**Instruction:** Extract the lines that hold the string "this".

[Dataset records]
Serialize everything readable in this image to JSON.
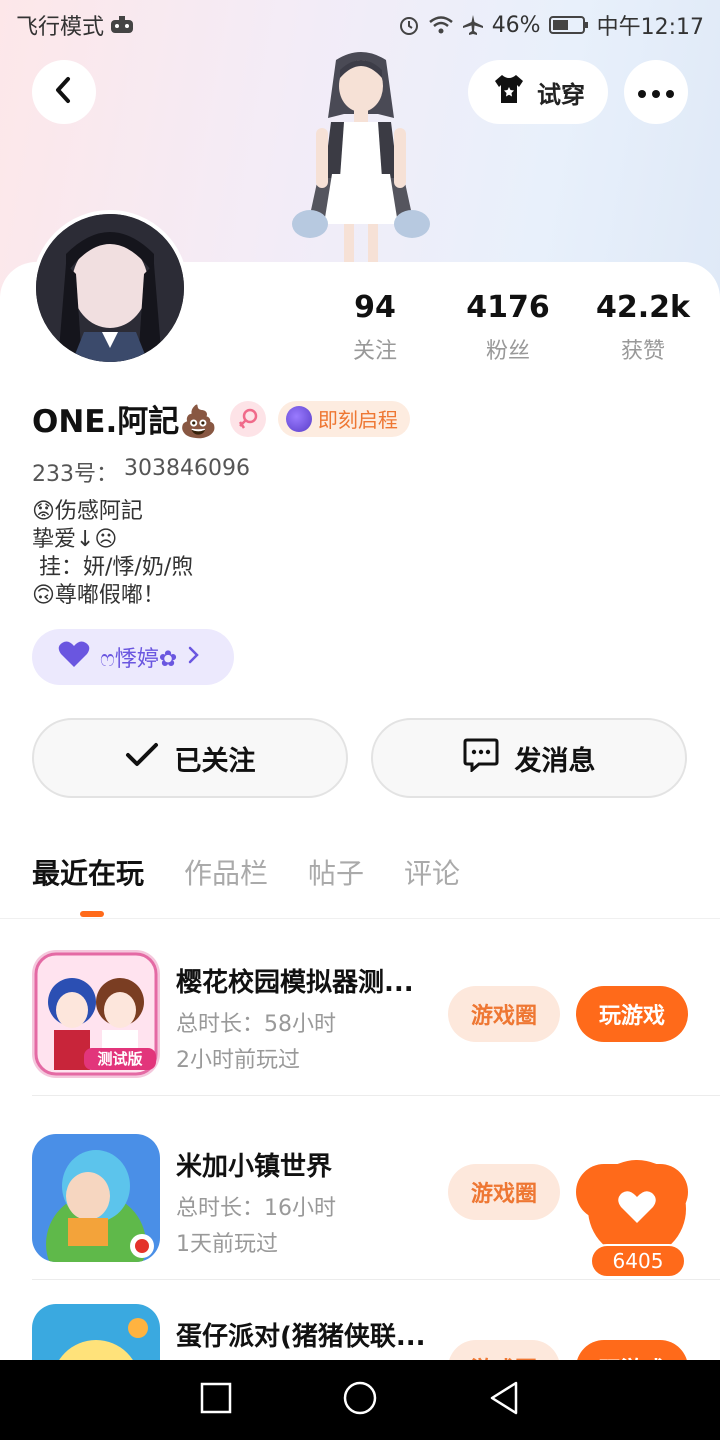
{
  "status_bar": {
    "mode": "飞行模式",
    "battery": "46%",
    "time": "中午12:17"
  },
  "header": {
    "try_on_label": "试穿"
  },
  "stats": [
    {
      "value": "94",
      "label": "关注"
    },
    {
      "value": "4176",
      "label": "粉丝"
    },
    {
      "value": "42.2k",
      "label": "获赞"
    }
  ],
  "profile": {
    "name": "ONE.阿記💩",
    "tag_label": "即刻启程",
    "uid_label": "233号：",
    "uid_value": "303846096",
    "bio": [
      "😟伤感阿記",
      "挚爱↓☹",
      " 挂：妍/悸/奶/煦",
      "🙃尊嘟假嘟！"
    ],
    "club_label": "ෆ悸婷✿"
  },
  "actions": {
    "follow_label": "已关注",
    "message_label": "发消息"
  },
  "tabs": [
    {
      "label": "最近在玩",
      "active": true
    },
    {
      "label": "作品栏",
      "active": false
    },
    {
      "label": "帖子",
      "active": false
    },
    {
      "label": "评论",
      "active": false
    }
  ],
  "games": [
    {
      "title": "樱花校园模拟器测...",
      "duration": "总时长：58小时",
      "last_played": "2小时前玩过",
      "circle_label": "游戏圈",
      "play_label": "玩游戏"
    },
    {
      "title": "米加小镇世界",
      "duration": "总时长：16小时",
      "last_played": "1天前玩过",
      "circle_label": "游戏圈",
      "play_label": "玩游戏"
    },
    {
      "title": "蛋仔派对(猪猪侠联...",
      "duration": "",
      "last_played": "",
      "circle_label": "游戏圈",
      "play_label": "玩游戏"
    }
  ],
  "like_float": {
    "count": "6405"
  },
  "icons": [
    "airplane-mode-icon",
    "alarm-icon",
    "wifi-icon",
    "battery-icon",
    "back-icon",
    "tshirt-icon",
    "more-icon",
    "female-icon",
    "heart-icon",
    "chevron-right-icon",
    "check-icon",
    "chat-icon",
    "square-nav-icon",
    "circle-nav-icon",
    "triangle-nav-icon"
  ],
  "colors": {
    "accent": "#ff6a1a",
    "accent_soft": "#fde8dc",
    "club_bg": "#ece9fd",
    "club_text": "#6a56e0"
  }
}
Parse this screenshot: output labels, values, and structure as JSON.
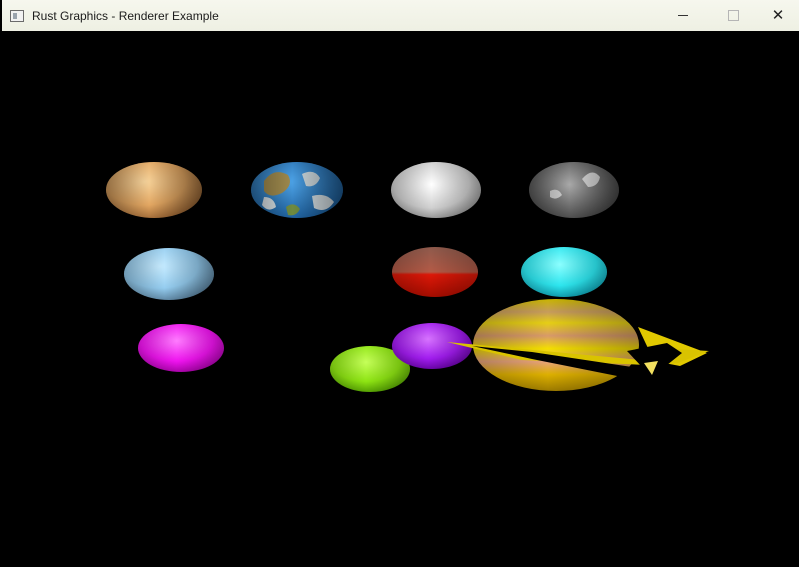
{
  "window": {
    "title": "Rust Graphics - Renderer Example",
    "controls": {
      "minimize": "minimize-icon",
      "maximize": "maximize-icon",
      "close": "close-icon"
    }
  },
  "scene": {
    "background": "#000000",
    "planets": [
      {
        "name": "planet-mercury",
        "colors": [
          "#f1c07c",
          "#c38a4c"
        ]
      },
      {
        "name": "planet-earth",
        "colors": [
          "#2f7fc9",
          "#a3844f"
        ]
      },
      {
        "name": "planet-moon-white",
        "colors": [
          "#f0f0f0",
          "#8e8e8e"
        ]
      },
      {
        "name": "planet-gray",
        "colors": [
          "#9d9d9d",
          "#4f4f4f"
        ]
      },
      {
        "name": "planet-light-blue",
        "colors": [
          "#a6dcff",
          "#5b8bad"
        ]
      },
      {
        "name": "planet-mars",
        "colors": [
          "#b05f4a",
          "#e21606"
        ]
      },
      {
        "name": "planet-cyan",
        "colors": [
          "#42f3f3",
          "#07a8bb"
        ]
      },
      {
        "name": "planet-magenta",
        "colors": [
          "#ff3cff",
          "#b900b9"
        ]
      },
      {
        "name": "planet-lime",
        "colors": [
          "#a1ff2a",
          "#5bb000"
        ]
      },
      {
        "name": "planet-purple",
        "colors": [
          "#c43cff",
          "#7a00c0"
        ]
      },
      {
        "name": "planet-saturn",
        "colors": [
          "#f0d700",
          "#d08563"
        ]
      }
    ]
  }
}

**Answer in full:**
Serialize everything readable in this image to JSON.
Parse this screenshot: output labels, values, and structure as JSON.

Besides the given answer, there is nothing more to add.